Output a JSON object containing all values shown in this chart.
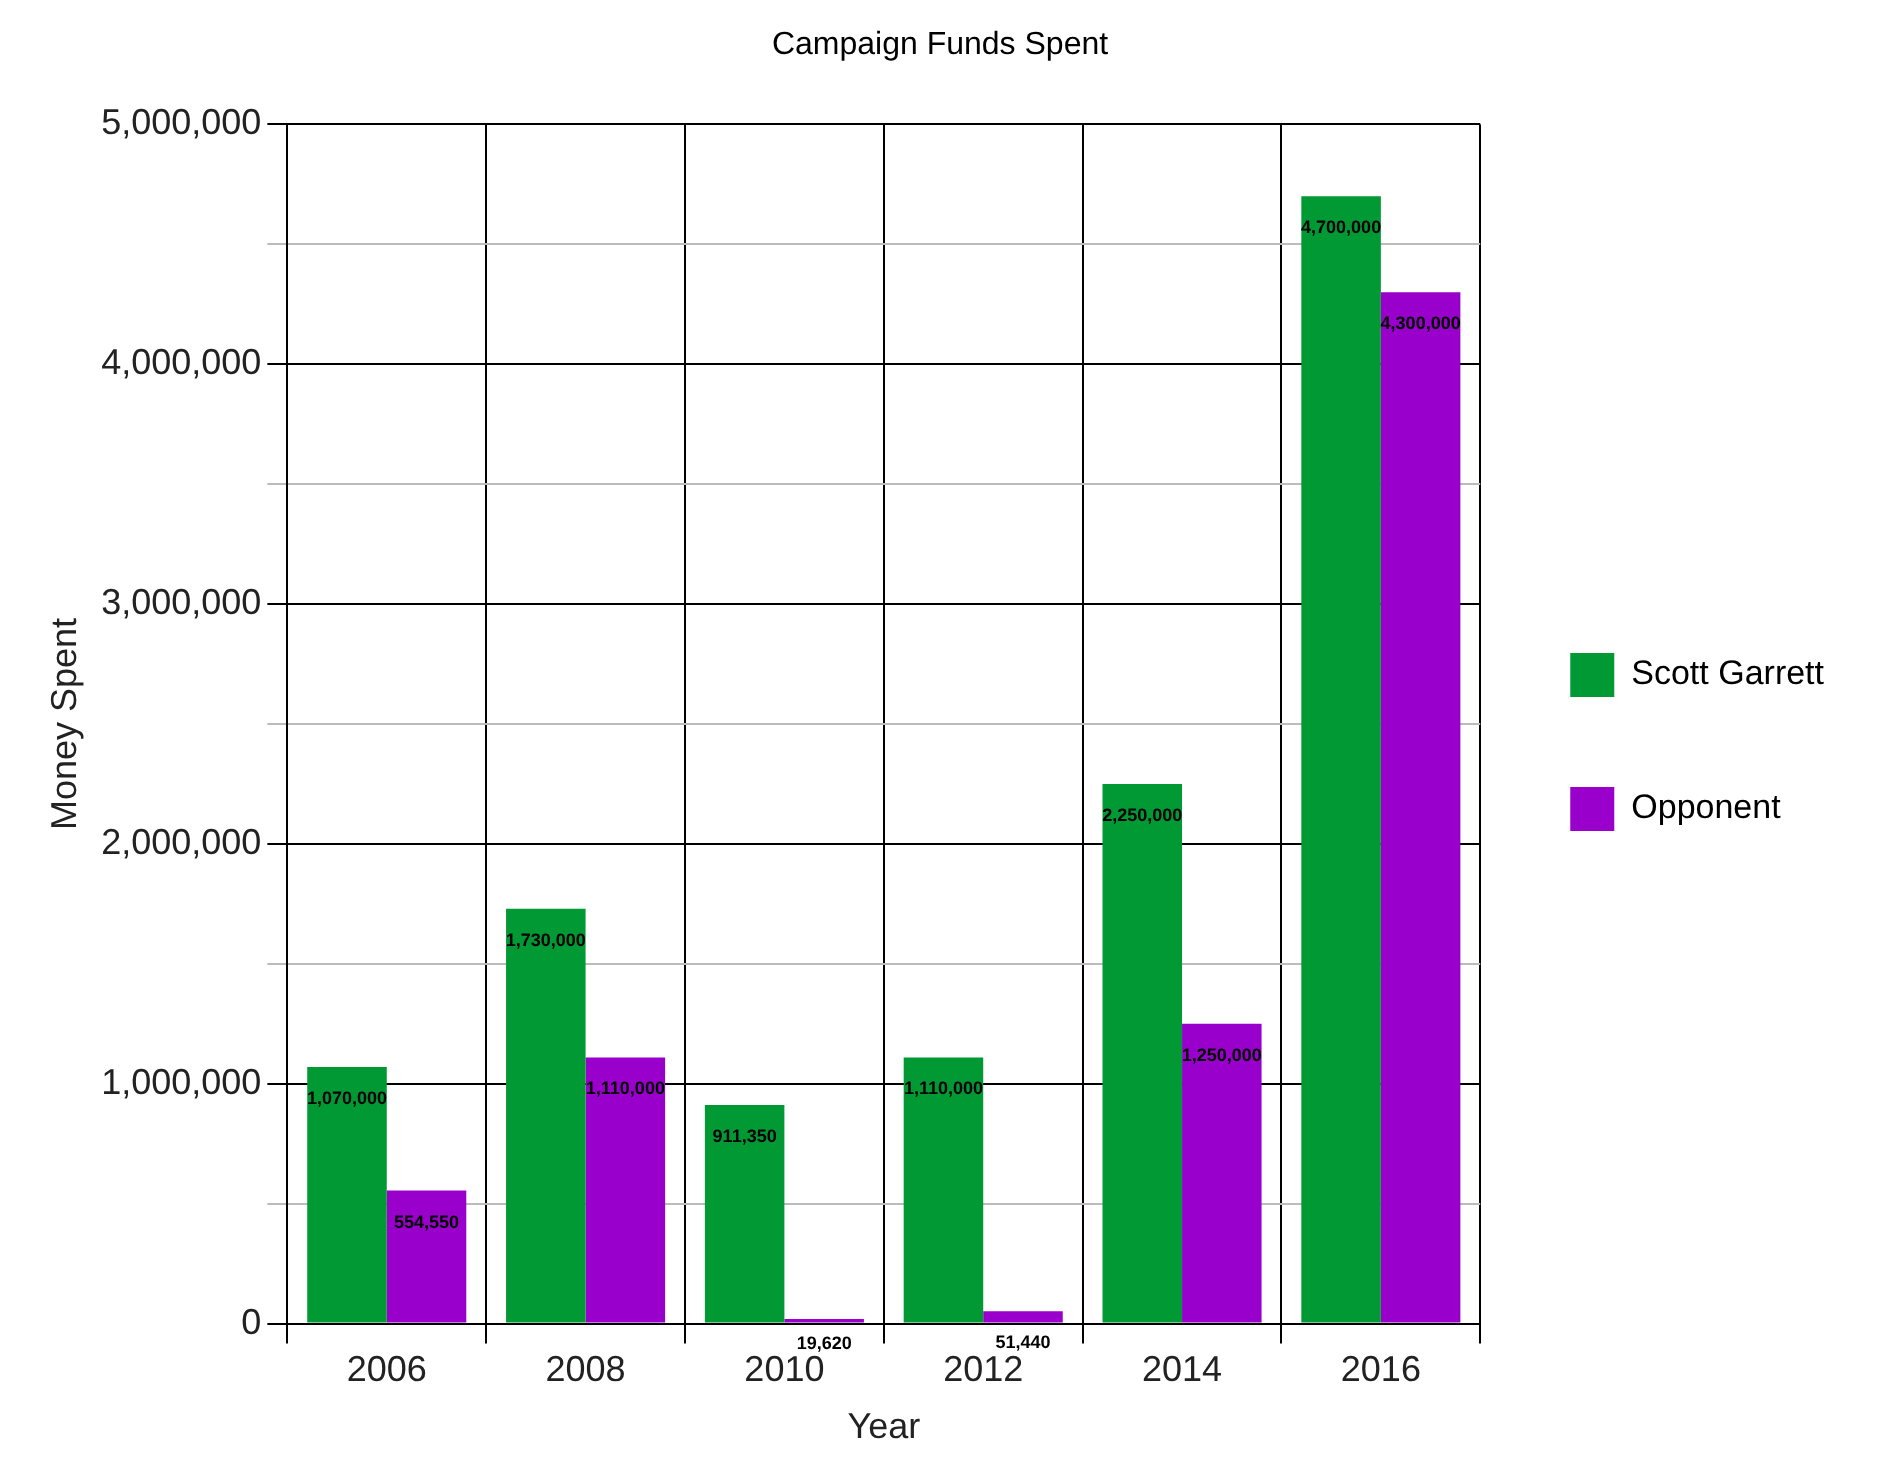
{
  "chart_data": {
    "type": "bar",
    "title": "Campaign Funds Spent",
    "xlabel": "Year",
    "ylabel": "Money Spent",
    "categories": [
      "2006",
      "2008",
      "2010",
      "2012",
      "2014",
      "2016"
    ],
    "series": [
      {
        "name": "Scott Garrett",
        "color": "#009933",
        "values": [
          1070000,
          1730000,
          911350,
          1110000,
          2250000,
          4700000
        ],
        "value_labels": [
          "1,070,000",
          "1,730,000",
          "911,350",
          "1,110,000",
          "2,250,000",
          "4,700,000"
        ]
      },
      {
        "name": "Opponent",
        "color": "#9900cc",
        "values": [
          554550,
          1110000,
          19620,
          51440,
          1250000,
          4300000
        ],
        "value_labels": [
          "554,550",
          "1,110,000",
          "19,620",
          "51,440",
          "1,250,000",
          "4,300,000"
        ]
      }
    ],
    "ylim": [
      0,
      5000000
    ],
    "yticks": [
      0,
      {
        "value": 500000,
        "label": null
      },
      {
        "value": 1000000,
        "label": "1,000,000"
      },
      {
        "value": 1500000,
        "label": null
      },
      {
        "value": 2000000,
        "label": "2,000,000"
      },
      {
        "value": 2500000,
        "label": null
      },
      {
        "value": 3000000,
        "label": "3,000,000"
      },
      {
        "value": 3500000,
        "label": null
      },
      {
        "value": 4000000,
        "label": "4,000,000"
      },
      {
        "value": 4500000,
        "label": null
      },
      {
        "value": 5000000,
        "label": "5,000,000"
      }
    ],
    "grid": true,
    "legend": "right"
  }
}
━━━━━━
**EXERCISE:**
Omit the pictures and output all of the other material exactly.

**FULL SOLUTION:**
Output a JSON object containing all values shown in this chart.
{
  "chart_data": {
    "type": "bar",
    "title": "Campaign Funds Spent",
    "xlabel": "Year",
    "ylabel": "Money Spent",
    "categories": [
      "2006",
      "2008",
      "2010",
      "2012",
      "2014",
      "2016"
    ],
    "series": [
      {
        "name": "Scott Garrett",
        "color": "#009933",
        "values": [
          1070000,
          1730000,
          911350,
          1110000,
          2250000,
          4700000
        ],
        "value_labels": [
          "1,070,000",
          "1,730,000",
          "911,350",
          "1,110,000",
          "2,250,000",
          "4,700,000"
        ]
      },
      {
        "name": "Opponent",
        "color": "#9900cc",
        "values": [
          554550,
          1110000,
          19620,
          51440,
          1250000,
          4300000
        ],
        "value_labels": [
          "554,550",
          "1,110,000",
          "19,620",
          "51,440",
          "1,250,000",
          "4,300,000"
        ]
      }
    ],
    "ylim": [
      0,
      5000000
    ],
    "yticks": [
      0,
      {
        "value": 500000,
        "label": null
      },
      {
        "value": 1000000,
        "label": "1,000,000"
      },
      {
        "value": 1500000,
        "label": null
      },
      {
        "value": 2000000,
        "label": "2,000,000"
      },
      {
        "value": 2500000,
        "label": null
      },
      {
        "value": 3000000,
        "label": "3,000,000"
      },
      {
        "value": 3500000,
        "label": null
      },
      {
        "value": 4000000,
        "label": "4,000,000"
      },
      {
        "value": 4500000,
        "label": null
      },
      {
        "value": 5000000,
        "label": "5,000,000"
      }
    ],
    "grid": true,
    "legend": "right"
  }
}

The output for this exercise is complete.